* _Record extracts_

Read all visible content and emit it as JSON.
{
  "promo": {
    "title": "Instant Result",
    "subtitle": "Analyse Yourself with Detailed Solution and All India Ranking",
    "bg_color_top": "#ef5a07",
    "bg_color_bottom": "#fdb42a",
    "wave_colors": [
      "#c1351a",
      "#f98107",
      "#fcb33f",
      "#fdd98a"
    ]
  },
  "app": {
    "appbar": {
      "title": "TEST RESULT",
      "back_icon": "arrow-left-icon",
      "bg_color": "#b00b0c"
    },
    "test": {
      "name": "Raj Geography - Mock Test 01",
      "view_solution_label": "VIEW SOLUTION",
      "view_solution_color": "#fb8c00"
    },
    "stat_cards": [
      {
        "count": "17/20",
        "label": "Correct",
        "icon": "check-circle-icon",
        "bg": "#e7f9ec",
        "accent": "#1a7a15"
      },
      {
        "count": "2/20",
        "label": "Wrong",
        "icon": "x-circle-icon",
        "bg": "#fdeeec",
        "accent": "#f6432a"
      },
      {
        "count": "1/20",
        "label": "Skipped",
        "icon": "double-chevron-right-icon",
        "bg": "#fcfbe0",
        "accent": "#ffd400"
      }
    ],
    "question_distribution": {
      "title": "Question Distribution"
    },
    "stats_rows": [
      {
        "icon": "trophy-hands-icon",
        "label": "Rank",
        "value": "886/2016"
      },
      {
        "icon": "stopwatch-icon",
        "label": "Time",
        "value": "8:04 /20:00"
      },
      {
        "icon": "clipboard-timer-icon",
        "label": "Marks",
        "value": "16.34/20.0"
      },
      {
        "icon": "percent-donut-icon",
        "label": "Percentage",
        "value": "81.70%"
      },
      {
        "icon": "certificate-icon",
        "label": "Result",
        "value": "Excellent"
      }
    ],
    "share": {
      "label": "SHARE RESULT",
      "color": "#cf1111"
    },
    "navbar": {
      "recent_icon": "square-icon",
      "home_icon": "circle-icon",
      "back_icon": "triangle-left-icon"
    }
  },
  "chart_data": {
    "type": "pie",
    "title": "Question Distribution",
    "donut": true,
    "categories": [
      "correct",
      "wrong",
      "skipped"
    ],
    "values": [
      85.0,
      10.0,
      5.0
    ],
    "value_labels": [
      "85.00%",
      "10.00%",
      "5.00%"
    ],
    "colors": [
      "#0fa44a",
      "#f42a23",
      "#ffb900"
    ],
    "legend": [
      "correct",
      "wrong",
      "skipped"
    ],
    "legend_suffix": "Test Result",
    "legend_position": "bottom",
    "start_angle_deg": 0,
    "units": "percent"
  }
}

* _Task description_
Copy all the lines, exactly.

* _Exercise answer_
Read all visible content and emit it as JSON.
{
  "promo": {
    "title": "Instant Result",
    "subtitle": "Analyse Yourself with Detailed Solution and All India Ranking",
    "bg_color_top": "#ef5a07",
    "bg_color_bottom": "#fdb42a",
    "wave_colors": [
      "#c1351a",
      "#f98107",
      "#fcb33f",
      "#fdd98a"
    ]
  },
  "app": {
    "appbar": {
      "title": "TEST RESULT",
      "back_icon": "arrow-left-icon",
      "bg_color": "#b00b0c"
    },
    "test": {
      "name": "Raj Geography - Mock Test 01",
      "view_solution_label": "VIEW SOLUTION",
      "view_solution_color": "#fb8c00"
    },
    "stat_cards": [
      {
        "count": "17/20",
        "label": "Correct",
        "icon": "check-circle-icon",
        "bg": "#e7f9ec",
        "accent": "#1a7a15"
      },
      {
        "count": "2/20",
        "label": "Wrong",
        "icon": "x-circle-icon",
        "bg": "#fdeeec",
        "accent": "#f6432a"
      },
      {
        "count": "1/20",
        "label": "Skipped",
        "icon": "double-chevron-right-icon",
        "bg": "#fcfbe0",
        "accent": "#ffd400"
      }
    ],
    "question_distribution": {
      "title": "Question Distribution"
    },
    "stats_rows": [
      {
        "icon": "trophy-hands-icon",
        "label": "Rank",
        "value": "886/2016"
      },
      {
        "icon": "stopwatch-icon",
        "label": "Time",
        "value": "8:04 /20:00"
      },
      {
        "icon": "clipboard-timer-icon",
        "label": "Marks",
        "value": "16.34/20.0"
      },
      {
        "icon": "percent-donut-icon",
        "label": "Percentage",
        "value": "81.70%"
      },
      {
        "icon": "certificate-icon",
        "label": "Result",
        "value": "Excellent"
      }
    ],
    "share": {
      "label": "SHARE RESULT",
      "color": "#cf1111"
    },
    "navbar": {
      "recent_icon": "square-icon",
      "home_icon": "circle-icon",
      "back_icon": "triangle-left-icon"
    }
  },
  "chart_data": {
    "type": "pie",
    "title": "Question Distribution",
    "donut": true,
    "categories": [
      "correct",
      "wrong",
      "skipped"
    ],
    "values": [
      85.0,
      10.0,
      5.0
    ],
    "value_labels": [
      "85.00%",
      "10.00%",
      "5.00%"
    ],
    "colors": [
      "#0fa44a",
      "#f42a23",
      "#ffb900"
    ],
    "legend": [
      "correct",
      "wrong",
      "skipped"
    ],
    "legend_suffix": "Test Result",
    "legend_position": "bottom",
    "start_angle_deg": 0,
    "units": "percent"
  }
}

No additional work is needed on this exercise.